* WORK INSTRUCTIONS *
Your answer is a single number: how many lines hold the word "content"?

Stored records
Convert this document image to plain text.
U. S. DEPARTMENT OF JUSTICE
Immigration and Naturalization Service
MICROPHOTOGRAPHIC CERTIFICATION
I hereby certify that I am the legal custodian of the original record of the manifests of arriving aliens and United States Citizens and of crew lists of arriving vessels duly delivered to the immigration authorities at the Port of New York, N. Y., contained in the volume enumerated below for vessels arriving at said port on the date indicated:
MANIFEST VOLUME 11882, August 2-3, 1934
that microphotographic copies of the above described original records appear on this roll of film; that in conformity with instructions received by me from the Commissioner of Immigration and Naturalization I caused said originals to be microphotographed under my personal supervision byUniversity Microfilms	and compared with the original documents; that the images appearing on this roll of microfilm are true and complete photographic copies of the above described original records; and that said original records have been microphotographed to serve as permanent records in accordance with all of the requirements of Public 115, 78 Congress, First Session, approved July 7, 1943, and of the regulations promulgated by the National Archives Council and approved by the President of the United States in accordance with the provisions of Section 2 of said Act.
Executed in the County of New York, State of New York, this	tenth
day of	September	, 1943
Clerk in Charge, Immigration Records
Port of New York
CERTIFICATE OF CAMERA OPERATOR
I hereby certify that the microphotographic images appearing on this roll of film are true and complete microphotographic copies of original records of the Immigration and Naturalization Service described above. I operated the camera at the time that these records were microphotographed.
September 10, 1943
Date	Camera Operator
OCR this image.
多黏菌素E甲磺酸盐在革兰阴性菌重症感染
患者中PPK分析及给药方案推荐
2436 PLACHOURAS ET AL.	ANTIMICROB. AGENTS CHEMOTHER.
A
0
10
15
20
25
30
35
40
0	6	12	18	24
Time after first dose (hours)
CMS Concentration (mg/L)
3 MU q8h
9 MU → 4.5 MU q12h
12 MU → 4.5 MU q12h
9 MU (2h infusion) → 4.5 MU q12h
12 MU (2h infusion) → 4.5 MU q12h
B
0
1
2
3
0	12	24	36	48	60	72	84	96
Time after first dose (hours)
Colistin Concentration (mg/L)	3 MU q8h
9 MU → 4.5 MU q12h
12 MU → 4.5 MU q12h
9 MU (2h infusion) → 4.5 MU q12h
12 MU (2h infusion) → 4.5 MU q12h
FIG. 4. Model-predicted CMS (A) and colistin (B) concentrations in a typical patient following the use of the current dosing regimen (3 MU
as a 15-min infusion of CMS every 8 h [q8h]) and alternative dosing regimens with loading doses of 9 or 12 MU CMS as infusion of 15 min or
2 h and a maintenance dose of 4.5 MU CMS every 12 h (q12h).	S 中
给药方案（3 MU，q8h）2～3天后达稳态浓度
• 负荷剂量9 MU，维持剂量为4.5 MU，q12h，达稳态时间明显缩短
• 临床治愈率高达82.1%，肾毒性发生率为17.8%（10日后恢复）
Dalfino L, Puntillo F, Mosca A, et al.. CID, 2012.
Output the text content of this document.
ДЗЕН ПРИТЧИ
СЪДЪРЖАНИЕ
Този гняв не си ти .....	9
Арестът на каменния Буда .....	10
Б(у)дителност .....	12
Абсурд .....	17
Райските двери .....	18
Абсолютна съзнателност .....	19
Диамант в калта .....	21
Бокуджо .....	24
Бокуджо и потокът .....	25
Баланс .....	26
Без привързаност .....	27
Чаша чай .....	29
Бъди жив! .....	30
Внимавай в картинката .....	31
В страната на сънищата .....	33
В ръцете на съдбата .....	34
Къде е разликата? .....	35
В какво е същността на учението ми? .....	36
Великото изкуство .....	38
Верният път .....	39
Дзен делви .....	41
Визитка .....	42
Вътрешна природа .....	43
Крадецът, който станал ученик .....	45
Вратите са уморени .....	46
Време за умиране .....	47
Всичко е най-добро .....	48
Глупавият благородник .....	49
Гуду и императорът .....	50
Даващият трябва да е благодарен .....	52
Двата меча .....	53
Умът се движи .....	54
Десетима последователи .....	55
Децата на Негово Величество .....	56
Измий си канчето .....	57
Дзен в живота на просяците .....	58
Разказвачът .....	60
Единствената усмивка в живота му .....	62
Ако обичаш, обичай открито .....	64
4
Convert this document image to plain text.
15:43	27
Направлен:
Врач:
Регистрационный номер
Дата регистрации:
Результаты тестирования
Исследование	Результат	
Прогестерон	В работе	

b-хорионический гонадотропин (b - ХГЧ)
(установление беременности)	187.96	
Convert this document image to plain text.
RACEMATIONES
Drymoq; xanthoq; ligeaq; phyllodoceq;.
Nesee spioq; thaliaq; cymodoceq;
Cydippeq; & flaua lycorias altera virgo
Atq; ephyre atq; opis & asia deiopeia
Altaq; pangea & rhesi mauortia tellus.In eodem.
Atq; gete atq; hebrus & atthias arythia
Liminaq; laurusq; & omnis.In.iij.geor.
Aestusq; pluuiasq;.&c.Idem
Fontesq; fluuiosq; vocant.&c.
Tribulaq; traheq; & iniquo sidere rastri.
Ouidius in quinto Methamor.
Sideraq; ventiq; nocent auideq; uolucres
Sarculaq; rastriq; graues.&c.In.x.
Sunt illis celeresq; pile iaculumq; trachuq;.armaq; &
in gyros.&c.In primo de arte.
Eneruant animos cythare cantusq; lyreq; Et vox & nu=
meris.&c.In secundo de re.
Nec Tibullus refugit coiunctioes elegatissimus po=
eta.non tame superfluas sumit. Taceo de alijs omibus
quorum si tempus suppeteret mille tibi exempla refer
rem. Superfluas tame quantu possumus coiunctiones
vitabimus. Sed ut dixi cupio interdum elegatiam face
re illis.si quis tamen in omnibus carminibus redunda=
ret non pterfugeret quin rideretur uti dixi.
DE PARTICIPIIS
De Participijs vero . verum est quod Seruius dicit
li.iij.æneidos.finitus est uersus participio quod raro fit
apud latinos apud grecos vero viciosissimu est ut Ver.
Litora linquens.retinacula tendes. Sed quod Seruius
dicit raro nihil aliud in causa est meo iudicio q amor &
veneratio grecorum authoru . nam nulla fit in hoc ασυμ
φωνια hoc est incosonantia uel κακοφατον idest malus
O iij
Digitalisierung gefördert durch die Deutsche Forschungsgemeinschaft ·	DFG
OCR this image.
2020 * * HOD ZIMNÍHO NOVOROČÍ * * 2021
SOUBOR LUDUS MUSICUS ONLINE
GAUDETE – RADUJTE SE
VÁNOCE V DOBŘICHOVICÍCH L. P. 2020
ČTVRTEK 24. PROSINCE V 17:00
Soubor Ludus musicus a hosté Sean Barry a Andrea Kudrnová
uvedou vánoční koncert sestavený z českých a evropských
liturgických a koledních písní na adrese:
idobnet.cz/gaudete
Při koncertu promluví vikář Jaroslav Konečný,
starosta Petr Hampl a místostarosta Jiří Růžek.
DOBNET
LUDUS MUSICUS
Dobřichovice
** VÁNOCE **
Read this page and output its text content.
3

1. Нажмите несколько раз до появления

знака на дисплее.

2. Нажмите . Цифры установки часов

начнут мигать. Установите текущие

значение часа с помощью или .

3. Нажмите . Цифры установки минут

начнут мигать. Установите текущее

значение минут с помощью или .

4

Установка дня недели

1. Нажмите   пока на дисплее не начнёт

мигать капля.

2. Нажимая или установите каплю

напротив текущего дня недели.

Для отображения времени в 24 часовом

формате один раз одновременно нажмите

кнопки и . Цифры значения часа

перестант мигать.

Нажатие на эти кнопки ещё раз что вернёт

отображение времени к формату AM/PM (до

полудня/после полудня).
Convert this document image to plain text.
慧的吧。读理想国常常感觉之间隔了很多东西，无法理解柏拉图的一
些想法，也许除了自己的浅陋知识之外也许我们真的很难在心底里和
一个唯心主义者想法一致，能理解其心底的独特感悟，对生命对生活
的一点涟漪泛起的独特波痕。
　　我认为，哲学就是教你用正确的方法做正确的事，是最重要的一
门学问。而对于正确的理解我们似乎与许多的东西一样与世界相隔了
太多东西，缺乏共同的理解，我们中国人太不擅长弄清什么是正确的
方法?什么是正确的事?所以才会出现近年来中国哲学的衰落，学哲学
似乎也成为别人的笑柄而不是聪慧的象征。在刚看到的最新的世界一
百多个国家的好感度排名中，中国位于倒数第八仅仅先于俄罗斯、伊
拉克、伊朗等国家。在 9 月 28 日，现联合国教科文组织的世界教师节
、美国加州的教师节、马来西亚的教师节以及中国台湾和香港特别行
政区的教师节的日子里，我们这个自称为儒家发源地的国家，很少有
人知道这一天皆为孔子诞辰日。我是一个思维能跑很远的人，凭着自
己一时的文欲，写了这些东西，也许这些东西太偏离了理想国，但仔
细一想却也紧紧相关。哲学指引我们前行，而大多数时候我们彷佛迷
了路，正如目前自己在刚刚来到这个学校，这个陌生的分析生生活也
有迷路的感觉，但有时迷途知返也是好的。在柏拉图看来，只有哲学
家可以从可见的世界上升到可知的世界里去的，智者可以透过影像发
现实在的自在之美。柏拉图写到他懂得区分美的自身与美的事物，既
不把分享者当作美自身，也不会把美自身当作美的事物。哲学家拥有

* RESPONSE TO THE TASK *
2